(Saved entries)
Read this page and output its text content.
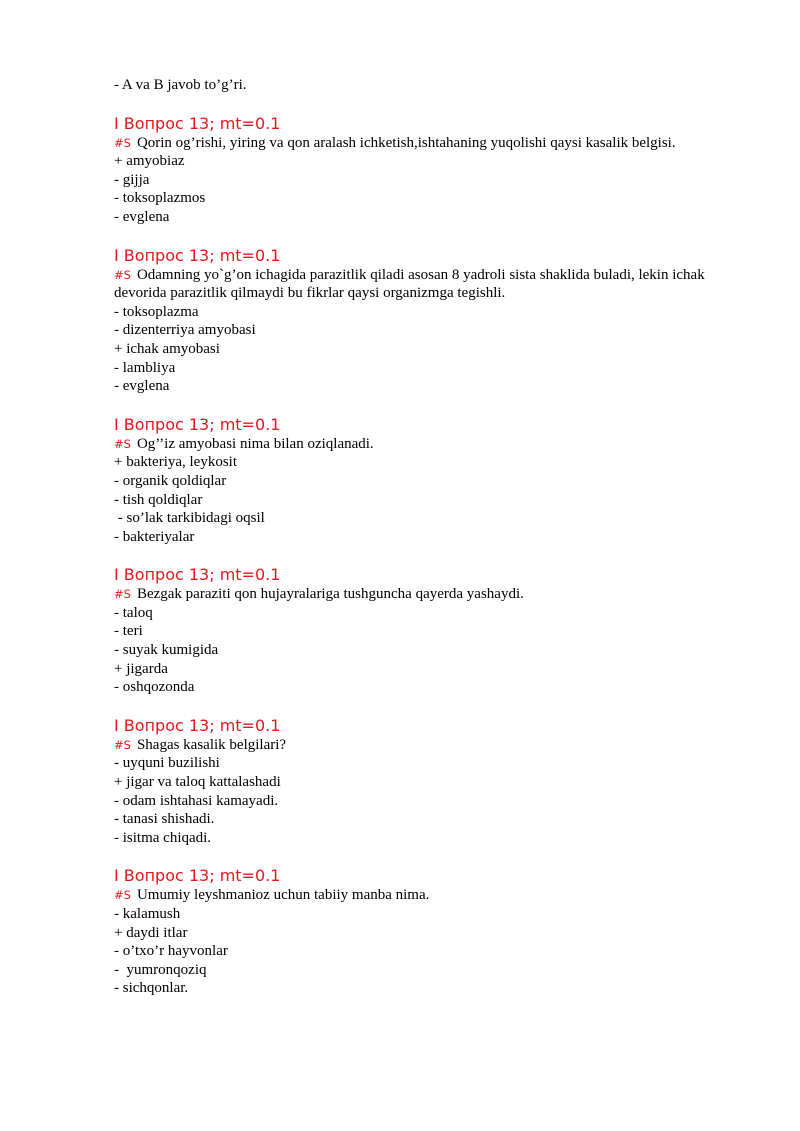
- A va B javob to’g’ri.
I Вопрос 13; mt=0.1
#S Qorin og’rishi, yiring va qon aralash ichketish,ishtahaning yuqolishi qaysi kasalik belgisi.
+ amyobiaz
- gijja
- toksoplazmos
- evglena
I Вопрос 13; mt=0.1
#S Odamning yo`g’on ichagida parazitlik qiladi asosan 8 yadroli sista shaklida buladi, lekin ichak devorida parazitlik qilmaydi bu fikrlar qaysi organizmga tegishli.
- toksoplazma
- dizenterriya amyobasi
+ ichak amyobasi
- lambliya
- evglena
I Вопрос 13; mt=0.1
#S Og’’iz amyobasi nima bilan oziqlanadi.
+ bakteriya, leykosit
- organik qoldiqlar
- tish qoldiqlar
- so’lak tarkibidagi oqsil
- bakteriyalar
I Вопрос 13; mt=0.1
#S Bezgak paraziti qon hujayralariga tushguncha qayerda yashaydi.
- taloq
- teri
- suyak kumigida
+ jigarda
- oshqozonda
I Вопрос 13; mt=0.1
#S Shagas kasalik belgilari?
- uyquni buzilishi
+ jigar va taloq kattalashadi
- odam ishtahasi kamayadi.
- tanasi shishadi.
- isitma chiqadi.
I Вопрос 13; mt=0.1
#S Umumiy leyshmanioz uchun tabiiy manba nima.
- kalamush
+ daydi itlar
- o’txo’r hayvonlar
-  yumronqoziq
- sichqonlar.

◆ Stated goal:
Search the entries for the word "kasalik", then gather every line that has it.

◆ Solved exercise:
#S Qorin og’rishi, yiring va qon aralash ichketish,ishtahaning yuqolishi qaysi kasalik belgisi.
#S Shagas kasalik belgilari?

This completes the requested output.